[Extracts from a graphics dataset]
_ _ _ _ _

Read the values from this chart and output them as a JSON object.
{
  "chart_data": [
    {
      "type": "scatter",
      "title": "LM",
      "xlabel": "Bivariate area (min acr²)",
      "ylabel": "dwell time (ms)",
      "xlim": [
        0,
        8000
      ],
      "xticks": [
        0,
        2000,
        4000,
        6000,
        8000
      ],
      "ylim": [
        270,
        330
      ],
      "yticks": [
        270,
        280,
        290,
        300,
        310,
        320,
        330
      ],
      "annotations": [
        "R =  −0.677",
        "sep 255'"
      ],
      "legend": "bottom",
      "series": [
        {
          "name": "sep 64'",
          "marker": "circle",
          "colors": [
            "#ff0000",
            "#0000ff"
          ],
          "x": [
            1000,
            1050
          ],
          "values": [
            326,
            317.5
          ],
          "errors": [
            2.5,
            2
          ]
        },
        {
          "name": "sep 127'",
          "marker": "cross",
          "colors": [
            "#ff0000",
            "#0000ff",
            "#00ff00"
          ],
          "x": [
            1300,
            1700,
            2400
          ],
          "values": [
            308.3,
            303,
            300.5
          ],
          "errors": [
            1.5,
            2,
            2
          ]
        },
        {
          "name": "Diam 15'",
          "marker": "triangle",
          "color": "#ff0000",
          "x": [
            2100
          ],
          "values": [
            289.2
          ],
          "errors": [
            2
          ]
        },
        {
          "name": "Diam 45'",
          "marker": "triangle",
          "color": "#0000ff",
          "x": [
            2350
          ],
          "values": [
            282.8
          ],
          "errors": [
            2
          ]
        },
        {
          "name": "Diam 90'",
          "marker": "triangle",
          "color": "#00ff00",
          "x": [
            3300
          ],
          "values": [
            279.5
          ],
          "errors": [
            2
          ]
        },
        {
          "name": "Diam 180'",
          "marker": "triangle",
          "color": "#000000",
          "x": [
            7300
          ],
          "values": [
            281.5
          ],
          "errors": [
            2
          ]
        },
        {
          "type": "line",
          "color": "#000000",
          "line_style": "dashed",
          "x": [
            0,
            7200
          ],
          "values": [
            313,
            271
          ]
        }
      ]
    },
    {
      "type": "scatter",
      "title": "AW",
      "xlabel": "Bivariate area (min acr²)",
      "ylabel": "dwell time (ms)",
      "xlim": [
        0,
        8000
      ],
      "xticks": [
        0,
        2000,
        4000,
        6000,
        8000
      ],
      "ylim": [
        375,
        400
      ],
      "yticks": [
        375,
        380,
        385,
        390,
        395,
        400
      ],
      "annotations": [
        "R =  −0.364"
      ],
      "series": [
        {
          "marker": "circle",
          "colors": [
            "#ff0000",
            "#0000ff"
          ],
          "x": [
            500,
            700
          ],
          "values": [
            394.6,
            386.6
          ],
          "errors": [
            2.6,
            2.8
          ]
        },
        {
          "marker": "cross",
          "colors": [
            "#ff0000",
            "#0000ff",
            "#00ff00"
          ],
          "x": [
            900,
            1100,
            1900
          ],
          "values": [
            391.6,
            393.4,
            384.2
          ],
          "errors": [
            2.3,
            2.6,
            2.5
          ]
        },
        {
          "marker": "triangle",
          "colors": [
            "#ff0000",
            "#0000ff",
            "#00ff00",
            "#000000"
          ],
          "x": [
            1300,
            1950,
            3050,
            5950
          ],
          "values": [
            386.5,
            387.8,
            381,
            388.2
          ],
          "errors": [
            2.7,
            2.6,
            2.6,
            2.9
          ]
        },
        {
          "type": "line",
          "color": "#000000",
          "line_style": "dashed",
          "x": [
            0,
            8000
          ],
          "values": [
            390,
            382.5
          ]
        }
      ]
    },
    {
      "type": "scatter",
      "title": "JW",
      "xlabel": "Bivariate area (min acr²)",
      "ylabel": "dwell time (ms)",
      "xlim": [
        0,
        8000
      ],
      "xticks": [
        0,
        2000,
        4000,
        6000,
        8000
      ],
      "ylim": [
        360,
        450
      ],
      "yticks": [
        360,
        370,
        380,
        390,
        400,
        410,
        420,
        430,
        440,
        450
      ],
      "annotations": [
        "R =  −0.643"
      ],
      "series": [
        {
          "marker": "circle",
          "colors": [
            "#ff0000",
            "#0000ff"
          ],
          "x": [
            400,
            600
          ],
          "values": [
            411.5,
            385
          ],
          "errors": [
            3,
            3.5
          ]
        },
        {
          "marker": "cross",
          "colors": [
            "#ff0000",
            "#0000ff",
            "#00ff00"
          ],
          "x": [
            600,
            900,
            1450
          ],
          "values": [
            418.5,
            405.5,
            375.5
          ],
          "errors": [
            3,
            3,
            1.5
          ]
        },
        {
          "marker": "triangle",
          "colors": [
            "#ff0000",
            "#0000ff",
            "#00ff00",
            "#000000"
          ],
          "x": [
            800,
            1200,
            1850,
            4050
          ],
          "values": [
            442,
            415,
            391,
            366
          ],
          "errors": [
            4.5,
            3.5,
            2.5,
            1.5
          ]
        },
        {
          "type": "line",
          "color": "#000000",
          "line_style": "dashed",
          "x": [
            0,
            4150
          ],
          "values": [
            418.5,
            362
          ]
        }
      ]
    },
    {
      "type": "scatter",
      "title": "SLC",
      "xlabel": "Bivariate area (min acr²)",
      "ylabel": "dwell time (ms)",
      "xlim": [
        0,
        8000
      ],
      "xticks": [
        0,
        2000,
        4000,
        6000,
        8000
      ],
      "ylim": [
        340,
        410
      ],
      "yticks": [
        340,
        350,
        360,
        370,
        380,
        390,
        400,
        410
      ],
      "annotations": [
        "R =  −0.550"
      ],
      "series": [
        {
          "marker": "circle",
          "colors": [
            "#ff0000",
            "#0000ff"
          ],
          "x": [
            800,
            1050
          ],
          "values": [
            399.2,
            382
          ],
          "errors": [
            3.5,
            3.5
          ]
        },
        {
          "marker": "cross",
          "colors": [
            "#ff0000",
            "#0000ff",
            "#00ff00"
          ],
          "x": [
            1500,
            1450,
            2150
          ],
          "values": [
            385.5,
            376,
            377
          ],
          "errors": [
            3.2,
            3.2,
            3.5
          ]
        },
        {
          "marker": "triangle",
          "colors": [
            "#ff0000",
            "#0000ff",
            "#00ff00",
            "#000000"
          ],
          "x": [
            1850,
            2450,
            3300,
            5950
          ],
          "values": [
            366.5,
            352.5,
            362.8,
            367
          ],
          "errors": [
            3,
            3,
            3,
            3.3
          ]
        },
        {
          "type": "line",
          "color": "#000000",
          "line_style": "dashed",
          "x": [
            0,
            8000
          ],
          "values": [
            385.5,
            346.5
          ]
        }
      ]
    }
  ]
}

_ _ _ _ _

**GIVEN PROBLEM:** Output the listing above word for word.

**RESPONSE:**
Read the values from this chart and output them as a JSON object.
{
  "chart_data": [
    {
      "type": "scatter",
      "title": "LM",
      "xlabel": "Bivariate area (min acr²)",
      "ylabel": "dwell time (ms)",
      "xlim": [
        0,
        8000
      ],
      "xticks": [
        0,
        2000,
        4000,
        6000,
        8000
      ],
      "ylim": [
        270,
        330
      ],
      "yticks": [
        270,
        280,
        290,
        300,
        310,
        320,
        330
      ],
      "annotations": [
        "R =  −0.677",
        "sep 255'"
      ],
      "legend": "bottom",
      "series": [
        {
          "name": "sep 64'",
          "marker": "circle",
          "colors": [
            "#ff0000",
            "#0000ff"
          ],
          "x": [
            1000,
            1050
          ],
          "values": [
            326,
            317.5
          ],
          "errors": [
            2.5,
            2
          ]
        },
        {
          "name": "sep 127'",
          "marker": "cross",
          "colors": [
            "#ff0000",
            "#0000ff",
            "#00ff00"
          ],
          "x": [
            1300,
            1700,
            2400
          ],
          "values": [
            308.3,
            303,
            300.5
          ],
          "errors": [
            1.5,
            2,
            2
          ]
        },
        {
          "name": "Diam 15'",
          "marker": "triangle",
          "color": "#ff0000",
          "x": [
            2100
          ],
          "values": [
            289.2
          ],
          "errors": [
            2
          ]
        },
        {
          "name": "Diam 45'",
          "marker": "triangle",
          "color": "#0000ff",
          "x": [
            2350
          ],
          "values": [
            282.8
          ],
          "errors": [
            2
          ]
        },
        {
          "name": "Diam 90'",
          "marker": "triangle",
          "color": "#00ff00",
          "x": [
            3300
          ],
          "values": [
            279.5
          ],
          "errors": [
            2
          ]
        },
        {
          "name": "Diam 180'",
          "marker": "triangle",
          "color": "#000000",
          "x": [
            7300
          ],
          "values": [
            281.5
          ],
          "errors": [
            2
          ]
        },
        {
          "type": "line",
          "color": "#000000",
          "line_style": "dashed",
          "x": [
            0,
            7200
          ],
          "values": [
            313,
            271
          ]
        }
      ]
    },
    {
      "type": "scatter",
      "title": "AW",
      "xlabel": "Bivariate area (min acr²)",
      "ylabel": "dwell time (ms)",
      "xlim": [
        0,
        8000
      ],
      "xticks": [
        0,
        2000,
        4000,
        6000,
        8000
      ],
      "ylim": [
        375,
        400
      ],
      "yticks": [
        375,
        380,
        385,
        390,
        395,
        400
      ],
      "annotations": [
        "R =  −0.364"
      ],
      "series": [
        {
          "marker": "circle",
          "colors": [
            "#ff0000",
            "#0000ff"
          ],
          "x": [
            500,
            700
          ],
          "values": [
            394.6,
            386.6
          ],
          "errors": [
            2.6,
            2.8
          ]
        },
        {
          "marker": "cross",
          "colors": [
            "#ff0000",
            "#0000ff",
            "#00ff00"
          ],
          "x": [
            900,
            1100,
            1900
          ],
          "values": [
            391.6,
            393.4,
            384.2
          ],
          "errors": [
            2.3,
            2.6,
            2.5
          ]
        },
        {
          "marker": "triangle",
          "colors": [
            "#ff0000",
            "#0000ff",
            "#00ff00",
            "#000000"
          ],
          "x": [
            1300,
            1950,
            3050,
            5950
          ],
          "values": [
            386.5,
            387.8,
            381,
            388.2
          ],
          "errors": [
            2.7,
            2.6,
            2.6,
            2.9
          ]
        },
        {
          "type": "line",
          "color": "#000000",
          "line_style": "dashed",
          "x": [
            0,
            8000
          ],
          "values": [
            390,
            382.5
          ]
        }
      ]
    },
    {
      "type": "scatter",
      "title": "JW",
      "xlabel": "Bivariate area (min acr²)",
      "ylabel": "dwell time (ms)",
      "xlim": [
        0,
        8000
      ],
      "xticks": [
        0,
        2000,
        4000,
        6000,
        8000
      ],
      "ylim": [
        360,
        450
      ],
      "yticks": [
        360,
        370,
        380,
        390,
        400,
        410,
        420,
        430,
        440,
        450
      ],
      "annotations": [
        "R =  −0.643"
      ],
      "series": [
        {
          "marker": "circle",
          "colors": [
            "#ff0000",
            "#0000ff"
          ],
          "x": [
            400,
            600
          ],
          "values": [
            411.5,
            385
          ],
          "errors": [
            3,
            3.5
          ]
        },
        {
          "marker": "cross",
          "colors": [
            "#ff0000",
            "#0000ff",
            "#00ff00"
          ],
          "x": [
            600,
            900,
            1450
          ],
          "values": [
            418.5,
            405.5,
            375.5
          ],
          "errors": [
            3,
            3,
            1.5
          ]
        },
        {
          "marker": "triangle",
          "colors": [
            "#ff0000",
            "#0000ff",
            "#00ff00",
            "#000000"
          ],
          "x": [
            800,
            1200,
            1850,
            4050
          ],
          "values": [
            442,
            415,
            391,
            366
          ],
          "errors": [
            4.5,
            3.5,
            2.5,
            1.5
          ]
        },
        {
          "type": "line",
          "color": "#000000",
          "line_style": "dashed",
          "x": [
            0,
            4150
          ],
          "values": [
            418.5,
            362
          ]
        }
      ]
    },
    {
      "type": "scatter",
      "title": "SLC",
      "xlabel": "Bivariate area (min acr²)",
      "ylabel": "dwell time (ms)",
      "xlim": [
        0,
        8000
      ],
      "xticks": [
        0,
        2000,
        4000,
        6000,
        8000
      ],
      "ylim": [
        340,
        410
      ],
      "yticks": [
        340,
        350,
        360,
        370,
        380,
        390,
        400,
        410
      ],
      "annotations": [
        "R =  −0.550"
      ],
      "series": [
        {
          "marker": "circle",
          "colors": [
            "#ff0000",
            "#0000ff"
          ],
          "x": [
            800,
            1050
          ],
          "values": [
            399.2,
            382
          ],
          "errors": [
            3.5,
            3.5
          ]
        },
        {
          "marker": "cross",
          "colors": [
            "#ff0000",
            "#0000ff",
            "#00ff00"
          ],
          "x": [
            1500,
            1450,
            2150
          ],
          "values": [
            385.5,
            376,
            377
          ],
          "errors": [
            3.2,
            3.2,
            3.5
          ]
        },
        {
          "marker": "triangle",
          "colors": [
            "#ff0000",
            "#0000ff",
            "#00ff00",
            "#000000"
          ],
          "x": [
            1850,
            2450,
            3300,
            5950
          ],
          "values": [
            366.5,
            352.5,
            362.8,
            367
          ],
          "errors": [
            3,
            3,
            3,
            3.3
          ]
        },
        {
          "type": "line",
          "color": "#000000",
          "line_style": "dashed",
          "x": [
            0,
            8000
          ],
          "values": [
            385.5,
            346.5
          ]
        }
      ]
    }
  ]
}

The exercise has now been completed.